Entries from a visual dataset

────────────────────────────────────────

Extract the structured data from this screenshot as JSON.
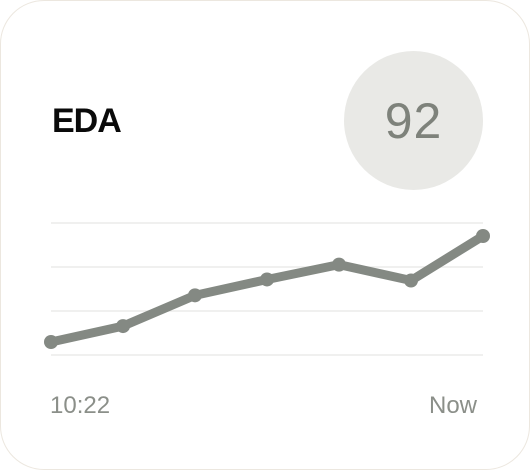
{
  "card": {
    "title": "EDA",
    "score": "92"
  },
  "colors": {
    "line": "#848983",
    "score_text": "#7e827b",
    "score_bg": "#e9e9e6",
    "grid": "#ebebea",
    "axis_text": "#8b8f89"
  },
  "chart_data": {
    "type": "line",
    "x_labels": [
      "10:22",
      "Now"
    ],
    "values": [
      0.0,
      0.15,
      0.44,
      0.59,
      0.73,
      0.58,
      1.0
    ],
    "grid": true,
    "gridlines": 4
  }
}
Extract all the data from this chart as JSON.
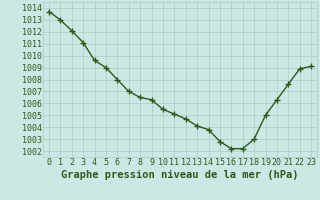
{
  "x": [
    0,
    1,
    2,
    3,
    4,
    5,
    6,
    7,
    8,
    9,
    10,
    11,
    12,
    13,
    14,
    15,
    16,
    17,
    18,
    19,
    20,
    21,
    22,
    23
  ],
  "y": [
    1013.7,
    1013.0,
    1012.1,
    1011.1,
    1009.6,
    1009.0,
    1008.0,
    1007.0,
    1006.5,
    1006.3,
    1005.5,
    1005.1,
    1004.7,
    1004.1,
    1003.8,
    1002.8,
    1002.2,
    1002.2,
    1003.0,
    1005.0,
    1006.3,
    1007.6,
    1008.9,
    1009.1
  ],
  "line_color": "#2d5a1b",
  "marker": "+",
  "marker_size": 4,
  "bg_color": "#cce8e4",
  "grid_color": "#aaccca",
  "xlabel": "Graphe pression niveau de la mer (hPa)",
  "xlabel_fontsize": 7.5,
  "tick_fontsize": 6.0,
  "ylim": [
    1001.5,
    1014.5
  ],
  "yticks": [
    1002,
    1003,
    1004,
    1005,
    1006,
    1007,
    1008,
    1009,
    1010,
    1011,
    1012,
    1013,
    1014
  ],
  "line_width": 1.0,
  "line_color_hex": "#2d5a1b"
}
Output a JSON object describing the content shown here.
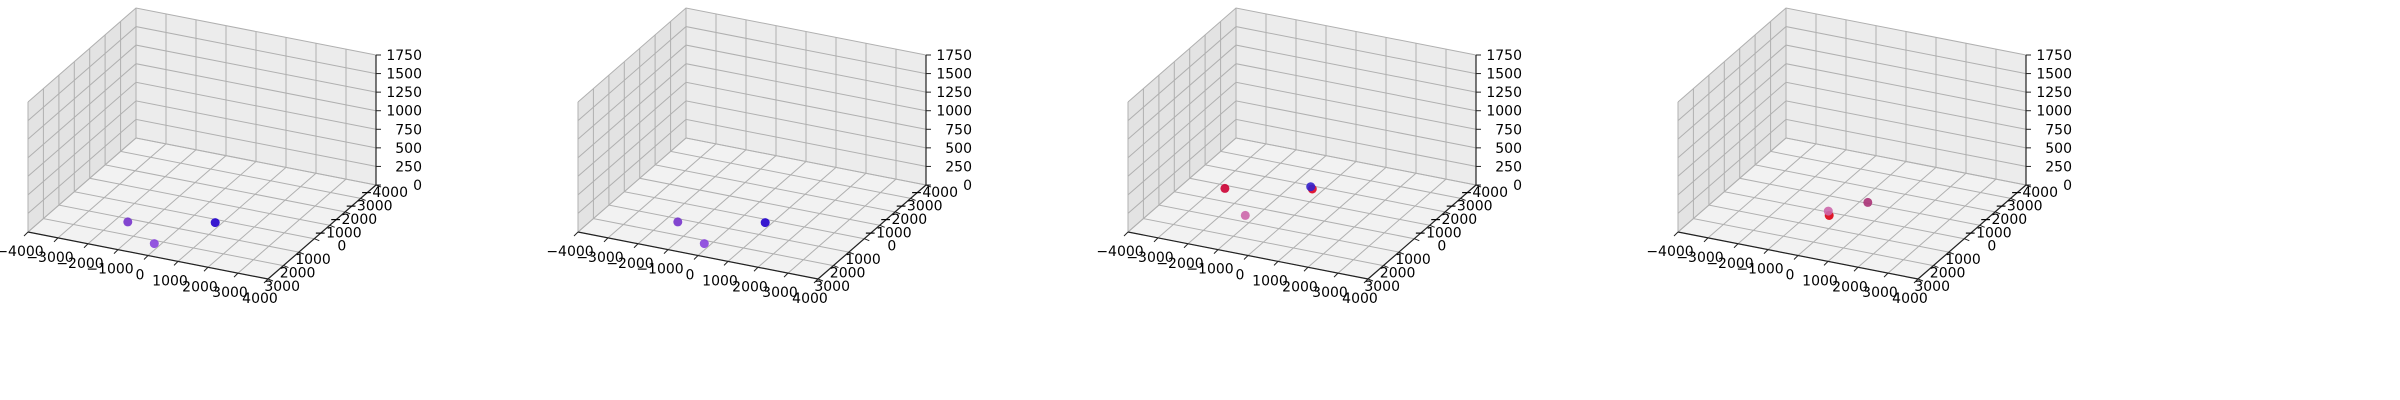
{
  "chart_data": [
    {
      "type": "scatter3d",
      "xlim": [
        -4000,
        4000
      ],
      "ylim": [
        -4000,
        3000
      ],
      "zlim": [
        0,
        1750
      ],
      "xticks": [
        "−4000",
        "−3000",
        "−2000",
        "−1000",
        "0",
        "1000",
        "2000",
        "3000",
        "4000"
      ],
      "yticks": [
        "−4000",
        "−3000",
        "−2000",
        "−1000",
        "0",
        "1000",
        "2000",
        "3000"
      ],
      "zticks": [
        "0",
        "250",
        "500",
        "750",
        "1000",
        "1250",
        "1500",
        "1750"
      ],
      "grid": true,
      "points": [
        {
          "x": -1600,
          "y": 1200,
          "z": 0,
          "color": "#7733cc"
        },
        {
          "x": -200,
          "y": 2200,
          "z": 0,
          "color": "#8844dd"
        },
        {
          "x": 800,
          "y": 200,
          "z": 0,
          "color": "#2200cc"
        }
      ]
    },
    {
      "type": "scatter3d",
      "xlim": [
        -4000,
        4000
      ],
      "ylim": [
        -4000,
        3000
      ],
      "zlim": [
        0,
        1750
      ],
      "xticks": [
        "−4000",
        "−3000",
        "−2000",
        "−1000",
        "0",
        "1000",
        "2000",
        "3000",
        "4000"
      ],
      "yticks": [
        "−4000",
        "−3000",
        "−2000",
        "−1000",
        "0",
        "1000",
        "2000",
        "3000"
      ],
      "zticks": [
        "0",
        "250",
        "500",
        "750",
        "1000",
        "1250",
        "1500",
        "1750"
      ],
      "grid": true,
      "points": [
        {
          "x": -1600,
          "y": 1200,
          "z": 0,
          "color": "#7733cc"
        },
        {
          "x": -200,
          "y": 2200,
          "z": 0,
          "color": "#8844dd"
        },
        {
          "x": 800,
          "y": 200,
          "z": 0,
          "color": "#2200cc"
        }
      ]
    },
    {
      "type": "scatter3d",
      "xlim": [
        -4000,
        4000
      ],
      "ylim": [
        -4000,
        3000
      ],
      "zlim": [
        0,
        1750
      ],
      "xticks": [
        "−4000",
        "−3000",
        "−2000",
        "−1000",
        "0",
        "1000",
        "2000",
        "3000",
        "4000"
      ],
      "yticks": [
        "−4000",
        "−3000",
        "−2000",
        "−1000",
        "0",
        "1000",
        "2000",
        "3000"
      ],
      "zticks": [
        "0",
        "250",
        "500",
        "750",
        "1000",
        "1250",
        "1500",
        "1750"
      ],
      "grid": true,
      "points": [
        {
          "x": -1800,
          "y": 1000,
          "z": 400,
          "color": "#cc0033"
        },
        {
          "x": -400,
          "y": 2400,
          "z": 400,
          "color": "#cc66aa"
        },
        {
          "x": 600,
          "y": 0,
          "z": 400,
          "color": "#dd0022"
        },
        {
          "x": 600,
          "y": 100,
          "z": 450,
          "color": "#3322cc"
        }
      ]
    },
    {
      "type": "scatter3d",
      "xlim": [
        -4000,
        4000
      ],
      "ylim": [
        -4000,
        3000
      ],
      "zlim": [
        0,
        1750
      ],
      "xticks": [
        "−4000",
        "−3000",
        "−2000",
        "−1000",
        "0",
        "1000",
        "2000",
        "3000",
        "4000"
      ],
      "yticks": [
        "−4000",
        "−3000",
        "−2000",
        "−1000",
        "0",
        "1000",
        "2000",
        "3000"
      ],
      "zticks": [
        "0",
        "250",
        "500",
        "750",
        "1000",
        "1250",
        "1500",
        "1750"
      ],
      "grid": true,
      "points": [
        {
          "x": -400,
          "y": 200,
          "z": 0,
          "color": "#dd0011"
        },
        {
          "x": 600,
          "y": 2200,
          "z": 500,
          "color": "#cc66aa"
        },
        {
          "x": 1400,
          "y": 1200,
          "z": 500,
          "color": "#aa3377"
        }
      ]
    }
  ]
}
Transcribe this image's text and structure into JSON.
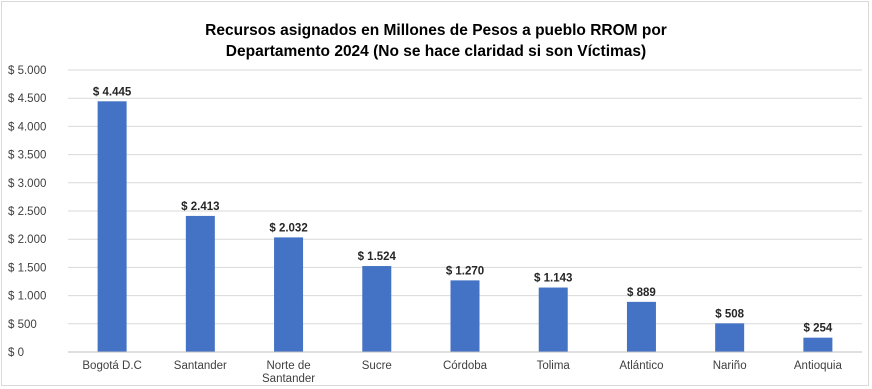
{
  "chart_data": {
    "type": "bar",
    "title_lines": [
      "Recursos asignados en Millones de Pesos a pueblo RROM por",
      "Departamento 2024  (No se hace claridad si son Víctimas)"
    ],
    "categories": [
      "Bogotá D.C",
      "Santander",
      "Norte de Santander",
      "Sucre",
      "Córdoba",
      "Tolima",
      "Atlántico",
      "Nariño",
      "Antioquia"
    ],
    "category_label_lines": [
      [
        "Bogotá D.C"
      ],
      [
        "Santander"
      ],
      [
        "Norte de",
        "Santander"
      ],
      [
        "Sucre"
      ],
      [
        "Córdoba"
      ],
      [
        "Tolima"
      ],
      [
        "Atlántico"
      ],
      [
        "Nariño"
      ],
      [
        "Antioquia"
      ]
    ],
    "values": [
      4445,
      2413,
      2032,
      1524,
      1270,
      1143,
      889,
      508,
      254
    ],
    "data_labels": [
      "$ 4.445",
      "$ 2.413",
      "$ 2.032",
      "$ 1.524",
      "$ 1.270",
      "$ 1.143",
      "$ 889",
      "$ 508",
      "$ 254"
    ],
    "ylim": [
      0,
      5000
    ],
    "yticks": [
      0,
      500,
      1000,
      1500,
      2000,
      2500,
      3000,
      3500,
      4000,
      4500,
      5000
    ],
    "ytick_labels": [
      "$ 0",
      "$ 500",
      "$ 1.000",
      "$ 1.500",
      "$ 2.000",
      "$ 2.500",
      "$ 3.000",
      "$ 3.500",
      "$ 4.000",
      "$ 4.500",
      "$ 5.000"
    ],
    "xlabel": "",
    "ylabel": "",
    "grid": true,
    "legend": "none",
    "bar_color": "#4472c4",
    "grid_color": "#d9d9d9"
  }
}
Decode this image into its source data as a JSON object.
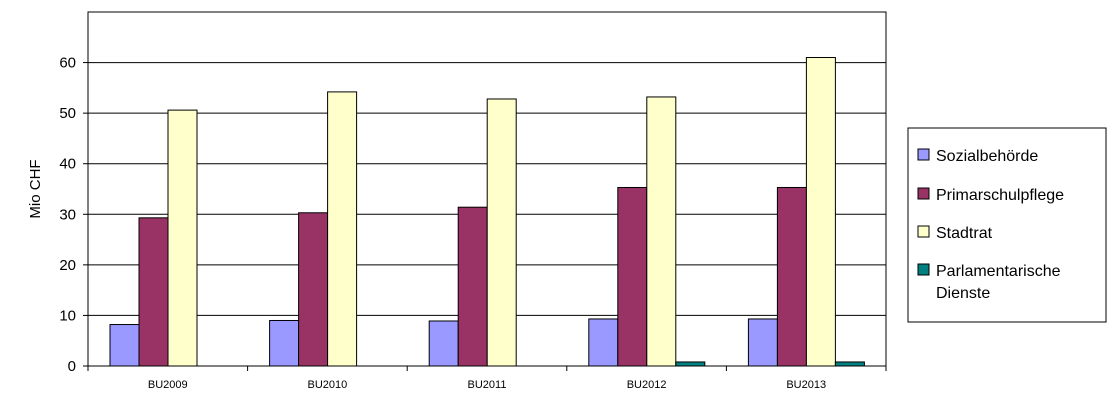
{
  "chart_data": {
    "type": "bar",
    "title": "",
    "xlabel": "",
    "ylabel": "Mio CHF",
    "ylim": [
      0,
      70
    ],
    "yticks": [
      0,
      10,
      20,
      30,
      40,
      50,
      60
    ],
    "grid": true,
    "legend_position": "right",
    "categories": [
      "BU2009",
      "BU2010",
      "BU2011",
      "BU2012",
      "BU2013"
    ],
    "series": [
      {
        "name": "Sozialbehörde",
        "color": "#9999ff",
        "values": [
          8.2,
          9.0,
          8.9,
          9.3,
          9.3
        ]
      },
      {
        "name": "Primarschulpflege",
        "color": "#993366",
        "values": [
          29.3,
          30.3,
          31.4,
          35.3,
          35.3
        ]
      },
      {
        "name": "Stadtrat",
        "color": "#ffffcc",
        "values": [
          50.6,
          54.2,
          52.8,
          53.2,
          61.0
        ]
      },
      {
        "name": "Parlamentarische Dienste",
        "legend_lines": [
          "Parlamentarische",
          "Dienste"
        ],
        "color": "#008080",
        "values": [
          0.0,
          0.0,
          0.0,
          0.8,
          0.8
        ]
      }
    ]
  }
}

────────────────────────────────────────

> _Problem to work on_
Copy out the lines in which the string "into" appears.

> _Output_
Transcribe this image's text and structure into JSON.
Decode this image into its source data as a JSON object.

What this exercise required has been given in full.